◆ Provided records
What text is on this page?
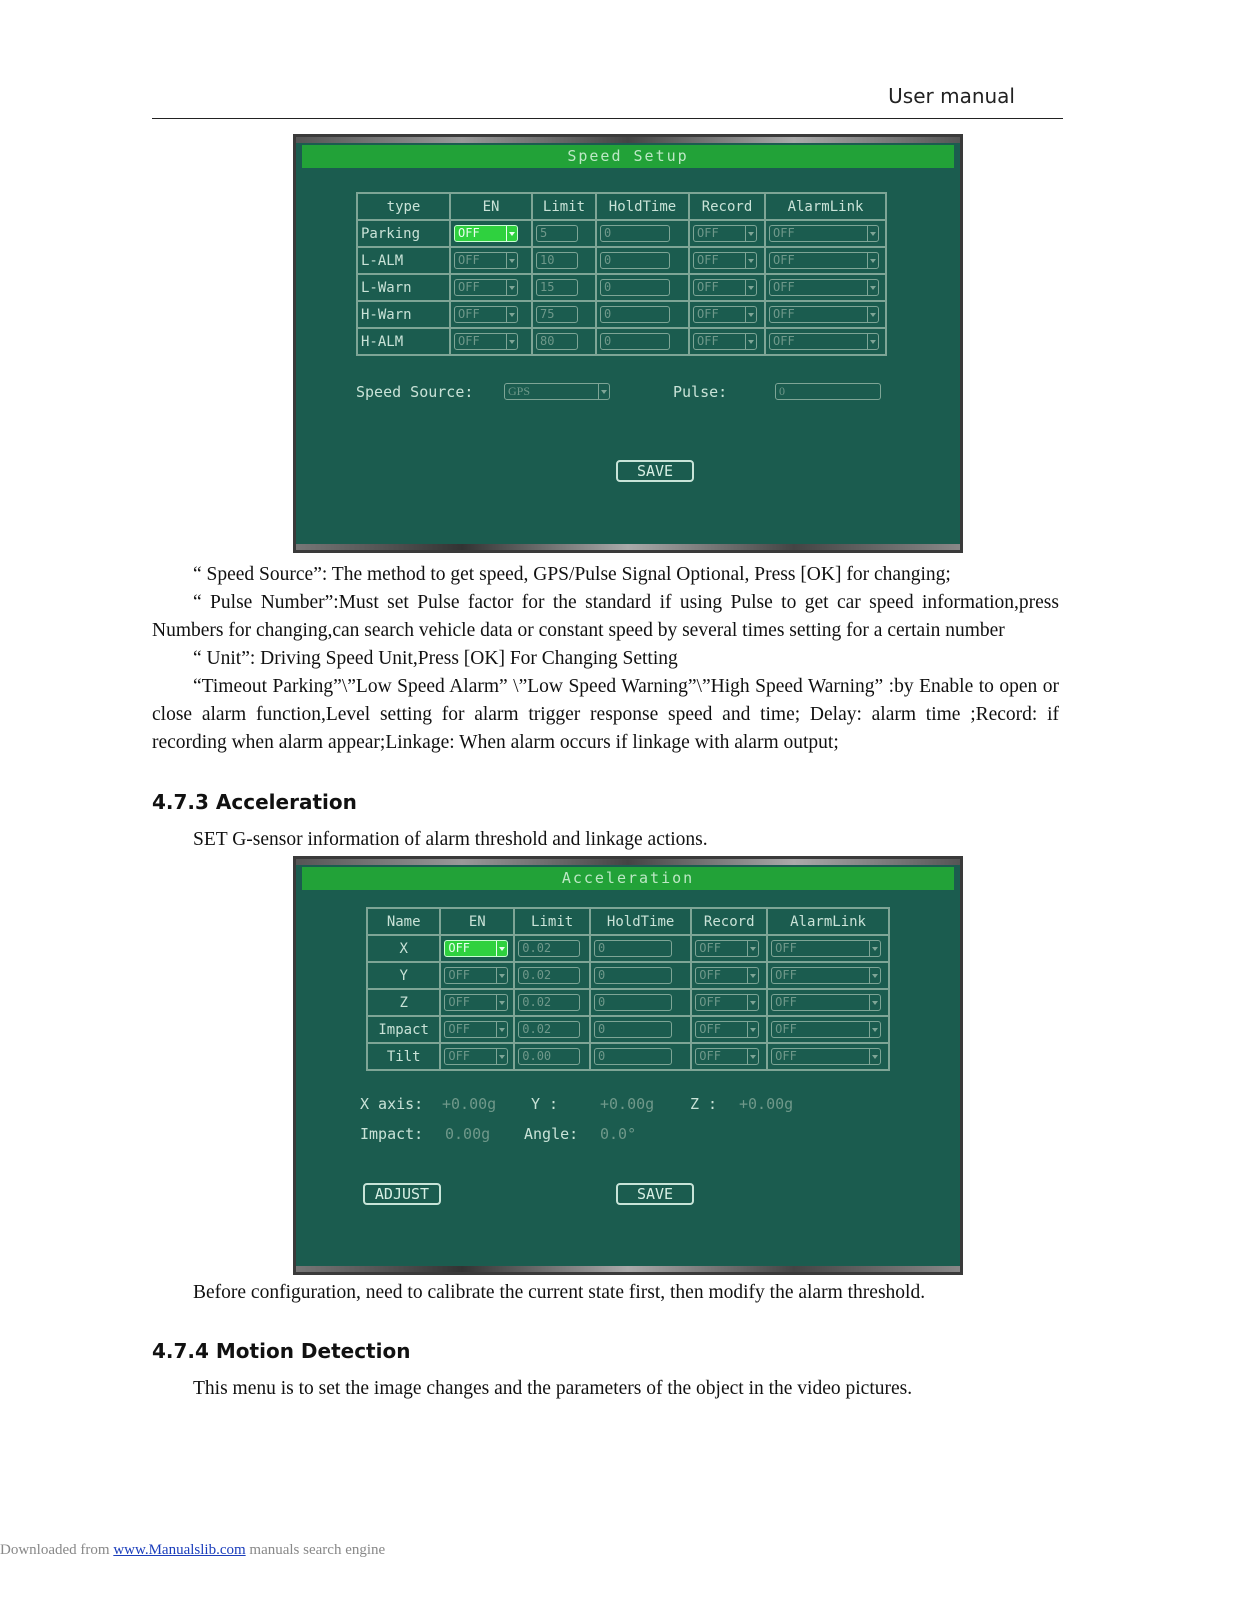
User manual
Speed Setup
type	EN	Limit	HoldTime	Record	AlarmLink
Parking	OFF	5	0	OFF	OFF

L-ALM	OFF	10	0	OFF	OFF

L-Warn	OFF	15	0	OFF	OFF

H-Warn	OFF	75	0	OFF	OFF

H-ALM	OFF	80	0	OFF	OFF
Speed Source:	GPS	Pulse:	0
SAVE
“ Speed Source”: The method to get speed, GPS/Pulse Signal Optional, Press [OK] for changing;
“ Pulse Number”:Must set Pulse factor for the standard if using Pulse to get car speed information,press Numbers for changing,can search vehicle data or constant speed by several times setting for a certain number
“ Unit”: Driving Speed Unit,Press [OK] For Changing Setting
“Timeout Parking”\”Low Speed Alarm” \”Low Speed Warning”\”High Speed Warning” :by Enable to open or close alarm function,Level setting for alarm trigger response speed and time; Delay: alarm time ;Record: if recording when alarm appear;Linkage: When alarm occurs if linkage with alarm output;
4.7.3 Acceleration
SET G-sensor information of alarm threshold and linkage actions.
Acceleration
Name	EN	Limit	HoldTime	Record	AlarmLink
X	OFF	0.02	0	OFF	OFF

Y	OFF	0.02	0	OFF	OFF

Z	OFF	0.02	0	OFF	OFF

Impact	OFF	0.02	0	OFF	OFF

Tilt	OFF	0.00	0	OFF	OFF
X axis: +0.00g Y :	+0.00g Z : +0.00g
Impact: 0.00g Angle: 0.0°
ADJUST	SAVE
Before configuration, need to calibrate the current state first, then modify the alarm threshold.
4.7.4 Motion Detection
This menu is to set the image changes and the parameters of the object in the video pictures.
Downloaded from www.Manualslib.com manuals search engine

◆ Your task
Check each line above for the string "Pulse" and show the ones that have it.

◆ Output below
Speed Source:	GPS	Pulse:	0
“ Speed Source”: The method to get speed, GPS/Pulse Signal Optional, Press [OK] for changing;
“ Pulse Number”:Must set Pulse factor for the standard if using Pulse to get car speed information,press Numbers for changing,can search vehicle data or constant speed by several times setting for a certain number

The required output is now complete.